TO BE DONE:
Would it be possible to write out each entry below exactly, without the pictures?

--- INPUT ---

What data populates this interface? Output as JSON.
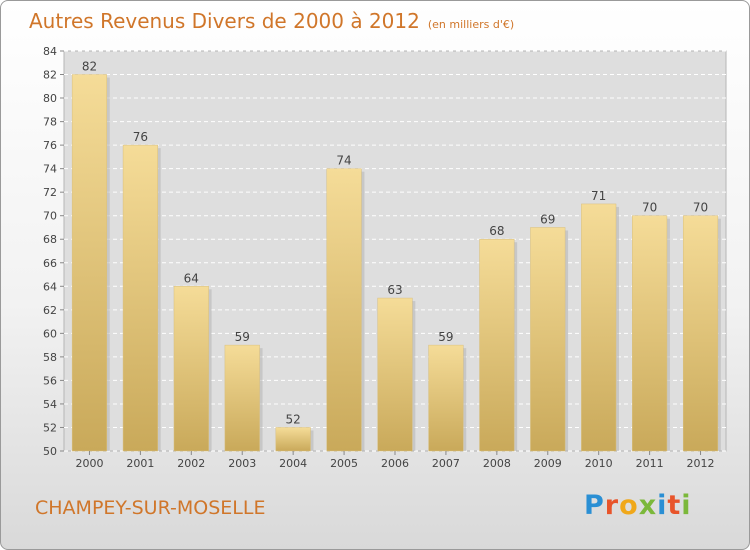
{
  "header": {
    "title": "Autres Revenus Divers de 2000 à 2012",
    "subtitle": "(en milliers d'€)"
  },
  "footer": {
    "commune": "CHAMPEY-SUR-MOSELLE",
    "logo_text": "Proxiti",
    "logo_colors": [
      "#2a8fd4",
      "#e8542a",
      "#f0a81a",
      "#7bb83a",
      "#2a8fd4",
      "#e8542a",
      "#7bb83a"
    ]
  },
  "colors": {
    "title": "#d0762a",
    "bar_light": "#f5dc98",
    "bar_dark": "#c9a95a"
  },
  "chart_data": {
    "type": "bar",
    "categories": [
      "2000",
      "2001",
      "2002",
      "2003",
      "2004",
      "2005",
      "2006",
      "2007",
      "2008",
      "2009",
      "2010",
      "2011",
      "2012"
    ],
    "values": [
      82,
      76,
      64,
      59,
      52,
      74,
      63,
      59,
      68,
      69,
      71,
      70,
      70
    ],
    "ylim": [
      50,
      84
    ],
    "yticks": [
      50,
      52,
      54,
      56,
      58,
      60,
      62,
      64,
      66,
      68,
      70,
      72,
      74,
      76,
      78,
      80,
      82,
      84
    ],
    "grid": true,
    "data_labels": true
  }
}
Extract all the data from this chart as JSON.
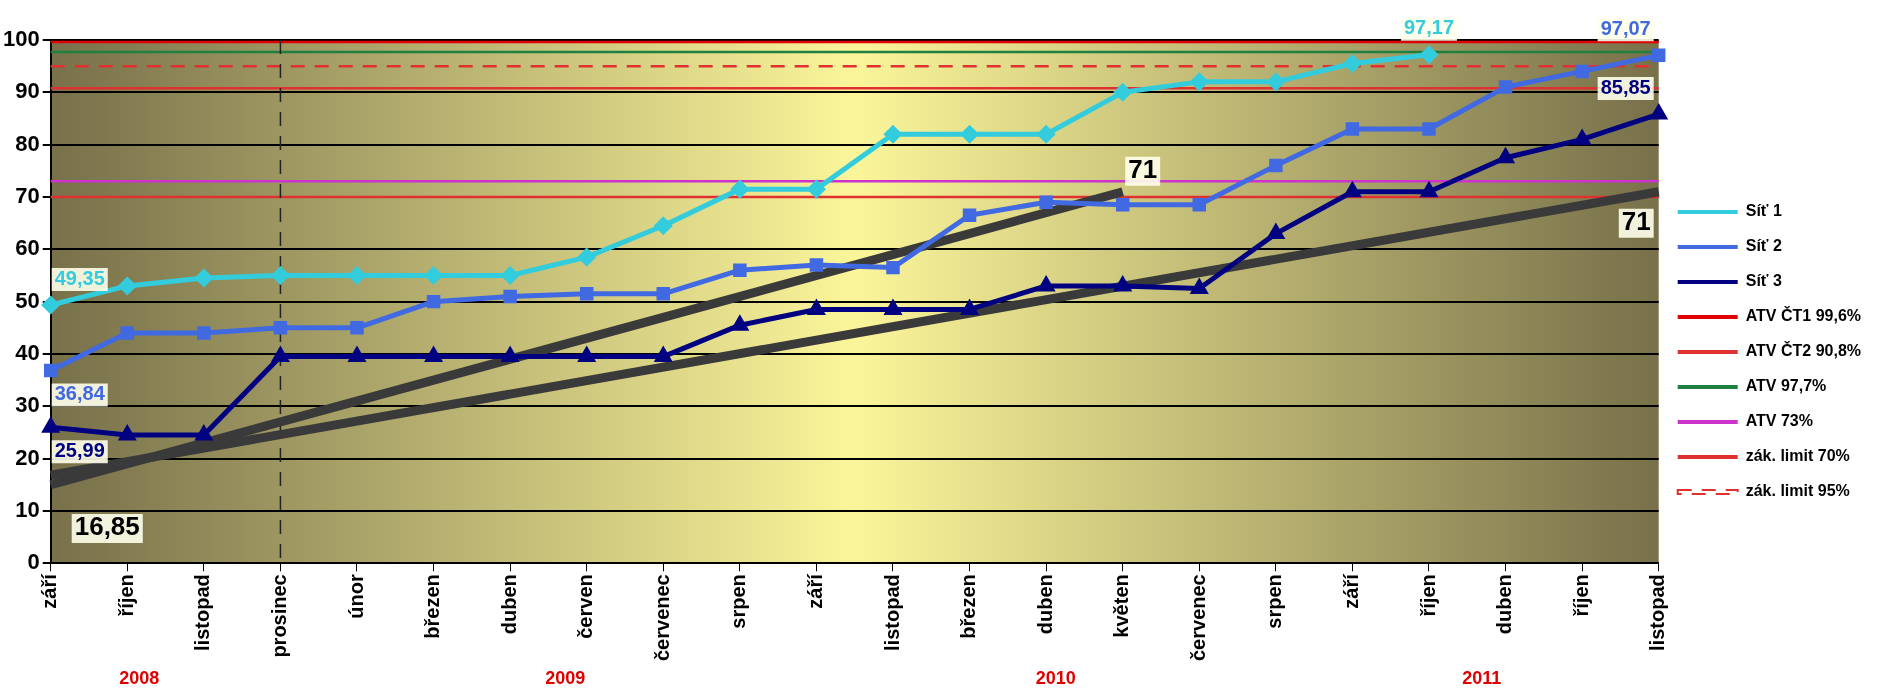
{
  "chart_data": {
    "type": "line",
    "categories": [
      "září",
      "říjen",
      "listopad",
      "prosinec",
      "únor",
      "březen",
      "duben",
      "červen",
      "červenec",
      "srpen",
      "září",
      "listopad",
      "březen",
      "duben",
      "květen",
      "červenec",
      "srpen",
      "září",
      "říjen",
      "duben",
      "říjen",
      "listopad"
    ],
    "series": [
      {
        "name": "Síť 1",
        "color": "#33ccdd",
        "marker": "diamond",
        "values": [
          49.35,
          53,
          54.5,
          55,
          55,
          55,
          55,
          58.5,
          64.5,
          71.5,
          71.5,
          82,
          82,
          82,
          90,
          92,
          92,
          95.5,
          97.17,
          null,
          null,
          null
        ],
        "value_labels": [
          "49,35",
          null,
          null,
          null,
          null,
          null,
          null,
          null,
          null,
          null,
          null,
          null,
          null,
          null,
          null,
          null,
          null,
          null,
          "97,17",
          null,
          null,
          null
        ]
      },
      {
        "name": "Síť 2",
        "color": "#4169e1",
        "marker": "square",
        "values": [
          36.84,
          44,
          44,
          45,
          45,
          50,
          51,
          51.5,
          51.5,
          56,
          57,
          56.5,
          66.5,
          69,
          68.5,
          68.5,
          76,
          83,
          83,
          91,
          94,
          97.07
        ],
        "value_labels": [
          "36,84",
          null,
          null,
          null,
          null,
          null,
          null,
          null,
          null,
          null,
          null,
          null,
          null,
          null,
          null,
          null,
          null,
          null,
          null,
          null,
          null,
          "97,07"
        ]
      },
      {
        "name": "Síť 3",
        "color": "#000080",
        "marker": "triangle",
        "values": [
          25.99,
          24.5,
          24.5,
          39.5,
          39.5,
          39.5,
          39.5,
          39.5,
          39.5,
          45.5,
          48.5,
          48.5,
          48.5,
          53,
          53,
          52.5,
          63,
          71,
          71,
          77.5,
          81,
          85.85
        ],
        "value_labels": [
          "25,99",
          null,
          null,
          null,
          null,
          null,
          null,
          null,
          null,
          null,
          null,
          null,
          null,
          null,
          null,
          null,
          null,
          null,
          null,
          null,
          null,
          "85,85"
        ]
      },
      {
        "color": "#3a3a3a",
        "marker": "none",
        "values": [
          16.85,
          null,
          null,
          null,
          null,
          null,
          null,
          null,
          null,
          null,
          null,
          null,
          null,
          null,
          null,
          null,
          null,
          null,
          null,
          null,
          null,
          71
        ],
        "value_labels": [
          "16,85",
          null,
          null,
          null,
          null,
          null,
          null,
          null,
          null,
          null,
          null,
          null,
          null,
          null,
          null,
          null,
          null,
          null,
          null,
          null,
          null,
          "71"
        ]
      },
      {
        "color": "#3a3a3a",
        "marker": "none",
        "values": [
          15,
          null,
          null,
          null,
          null,
          null,
          null,
          null,
          null,
          null,
          null,
          null,
          null,
          null,
          71,
          null,
          null,
          null,
          null,
          null,
          null,
          null
        ],
        "value_labels": [
          null,
          null,
          null,
          null,
          null,
          null,
          null,
          null,
          null,
          null,
          null,
          null,
          null,
          null,
          "71",
          null,
          null,
          null,
          null,
          null,
          null,
          null
        ]
      }
    ],
    "ylim": [
      0,
      100
    ],
    "yticks": [
      0,
      10,
      20,
      30,
      40,
      50,
      60,
      70,
      80,
      90,
      100
    ],
    "grid": "y",
    "legend": "right",
    "ref_lines": [
      {
        "axis": "y",
        "value": 99.6,
        "label": "ATV ČT1 99,6%",
        "color": "#e00000",
        "line_style": "solid"
      },
      {
        "axis": "y",
        "value": 90.8,
        "label": "ATV ČT2 90,8%",
        "color": "#e03030",
        "line_style": "solid"
      },
      {
        "axis": "y",
        "value": 97.7,
        "label": "ATV 97,7%",
        "color": "#208040",
        "line_style": "solid"
      },
      {
        "axis": "y",
        "value": 73,
        "label": "ATV 73%",
        "color": "#cc33cc",
        "line_style": "solid"
      },
      {
        "axis": "y",
        "value": 70,
        "label": "zák. limit 70%",
        "color": "#e03030",
        "line_style": "solid"
      },
      {
        "axis": "y",
        "value": 95,
        "label": "zák. limit 95%",
        "color": "#e03030",
        "line_style": "dashed"
      },
      {
        "axis": "x",
        "value": "prosinec",
        "color": "#222222",
        "line_style": "dashed"
      }
    ],
    "annotations": [
      "2008",
      "2009",
      "2010",
      "2011"
    ]
  }
}
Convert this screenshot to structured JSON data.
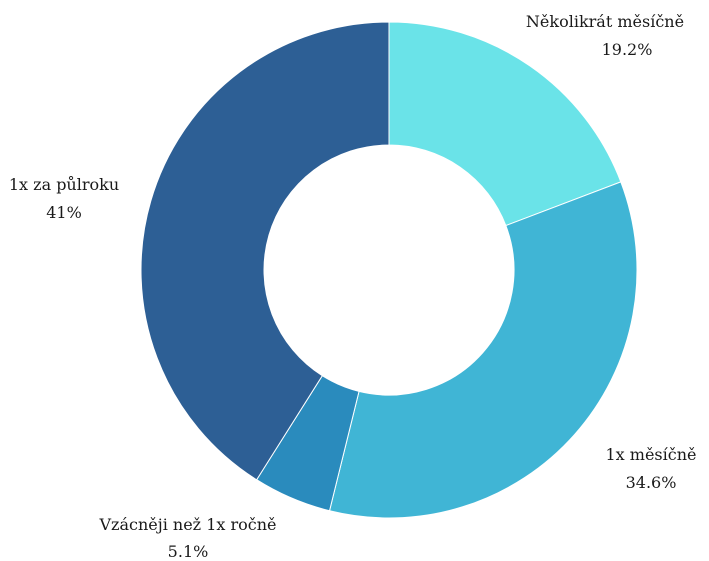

---

WRITTEN REPLY:
What data populates this interface? Output as JSON.
{
  "header": {
    "title": "Autres Revenus Divers de 2000 à 2012",
    "subtitle": "(en milliers d'€)"
  },
  "footer": {
    "commune": "CHAMPEY-SUR-MOSELLE",
    "logo_text": "Proxiti",
    "logo_colors": [
      "#2a8fd4",
      "#e8542a",
      "#f0a81a",
      "#7bb83a",
      "#2a8fd4",
      "#e8542a",
      "#7bb83a"
    ]
  },
  "colors": {
    "title": "#d0762a",
    "bar_light": "#f5dc98",
    "bar_dark": "#c9a95a"
  },
  "chart_data": {
    "type": "bar",
    "categories": [
      "2000",
      "2001",
      "2002",
      "2003",
      "2004",
      "2005",
      "2006",
      "2007",
      "2008",
      "2009",
      "2010",
      "2011",
      "2012"
    ],
    "values": [
      82,
      76,
      64,
      59,
      52,
      74,
      63,
      59,
      68,
      69,
      71,
      70,
      70
    ],
    "ylim": [
      50,
      84
    ],
    "yticks": [
      50,
      52,
      54,
      56,
      58,
      60,
      62,
      64,
      66,
      68,
      70,
      72,
      74,
      76,
      78,
      80,
      82,
      84
    ],
    "grid": true,
    "data_labels": true
  }
}
Extract all the data from this chart as JSON.
{
  "chart_data": {
    "type": "line",
    "categories": [
      "září",
      "říjen",
      "listopad",
      "prosinec",
      "únor",
      "březen",
      "duben",
      "červen",
      "červenec",
      "srpen",
      "září",
      "listopad",
      "březen",
      "duben",
      "květen",
      "červenec",
      "srpen",
      "září",
      "říjen",
      "duben",
      "říjen",
      "listopad"
    ],
    "series": [
      {
        "name": "Síť 1",
        "color": "#33ccdd",
        "marker": "diamond",
        "values": [
          49.35,
          53,
          54.5,
          55,
          55,
          55,
          55,
          58.5,
          64.5,
          71.5,
          71.5,
          82,
          82,
          82,
          90,
          92,
          92,
          95.5,
          97.17,
          null,
          null,
          null
        ],
        "value_labels": [
          "49,35",
          null,
          null,
          null,
          null,
          null,
          null,
          null,
          null,
          null,
          null,
          null,
          null,
          null,
          null,
          null,
          null,
          null,
          "97,17",
          null,
          null,
          null
        ]
      },
      {
        "name": "Síť 2",
        "color": "#4169e1",
        "marker": "square",
        "values": [
          36.84,
          44,
          44,
          45,
          45,
          50,
          51,
          51.5,
          51.5,
          56,
          57,
          56.5,
          66.5,
          69,
          68.5,
          68.5,
          76,
          83,
          83,
          91,
          94,
          97.07
        ],
        "value_labels": [
          "36,84",
          null,
          null,
          null,
          null,
          null,
          null,
          null,
          null,
          null,
          null,
          null,
          null,
          null,
          null,
          null,
          null,
          null,
          null,
          null,
          null,
          "97,07"
        ]
      },
      {
        "name": "Síť 3",
        "color": "#000080",
        "marker": "triangle",
        "values": [
          25.99,
          24.5,
          24.5,
          39.5,
          39.5,
          39.5,
          39.5,
          39.5,
          39.5,
          45.5,
          48.5,
          48.5,
          48.5,
          53,
          53,
          52.5,
          63,
          71,
          71,
          77.5,
          81,
          85.85
        ],
        "value_labels": [
          "25,99",
          null,
          null,
          null,
          null,
          null,
          null,
          null,
          null,
          null,
          null,
          null,
          null,
          null,
          null,
          null,
          null,
          null,
          null,
          null,
          null,
          "85,85"
        ]
      },
      {
        "color": "#3a3a3a",
        "marker": "none",
        "values": [
          16.85,
          null,
          null,
          null,
          null,
          null,
          null,
          null,
          null,
          null,
          null,
          null,
          null,
          null,
          null,
          null,
          null,
          null,
          null,
          null,
          null,
          71
        ],
        "value_labels": [
          "16,85",
          null,
          null,
          null,
          null,
          null,
          null,
          null,
          null,
          null,
          null,
          null,
          null,
          null,
          null,
          null,
          null,
          null,
          null,
          null,
          null,
          "71"
        ]
      },
      {
        "color": "#3a3a3a",
        "marker": "none",
        "values": [
          15,
          null,
          null,
          null,
          null,
          null,
          null,
          null,
          null,
          null,
          null,
          null,
          null,
          null,
          71,
          null,
          null,
          null,
          null,
          null,
          null,
          null
        ],
        "value_labels": [
          null,
          null,
          null,
          null,
          null,
          null,
          null,
          null,
          null,
          null,
          null,
          null,
          null,
          null,
          "71",
          null,
          null,
          null,
          null,
          null,
          null,
          null
        ]
      }
    ],
    "ylim": [
      0,
      100
    ],
    "yticks": [
      0,
      10,
      20,
      30,
      40,
      50,
      60,
      70,
      80,
      90,
      100
    ],
    "grid": "y",
    "legend": "right",
    "ref_lines": [
      {
        "axis": "y",
        "value": 99.6,
        "label": "ATV ČT1 99,6%",
        "color": "#e00000",
        "line_style": "solid"
      },
      {
        "axis": "y",
        "value": 90.8,
        "label": "ATV ČT2 90,8%",
        "color": "#e03030",
        "line_style": "solid"
      },
      {
        "axis": "y",
        "value": 97.7,
        "label": "ATV 97,7%",
        "color": "#208040",
        "line_style": "solid"
      },
      {
        "axis": "y",
        "value": 73,
        "label": "ATV 73%",
        "color": "#cc33cc",
        "line_style": "solid"
      },
      {
        "axis": "y",
        "value": 70,
        "label": "zák. limit 70%",
        "color": "#e03030",
        "line_style": "solid"
      },
      {
        "axis": "y",
        "value": 95,
        "label": "zák. limit 95%",
        "color": "#e03030",
        "line_style": "dashed"
      },
      {
        "axis": "x",
        "value": "prosinec",
        "color": "#222222",
        "line_style": "dashed"
      }
    ],
    "annotations": [
      "2008",
      "2009",
      "2010",
      "2011"
    ]
  }
}
Convert this screenshot to structured JSON data.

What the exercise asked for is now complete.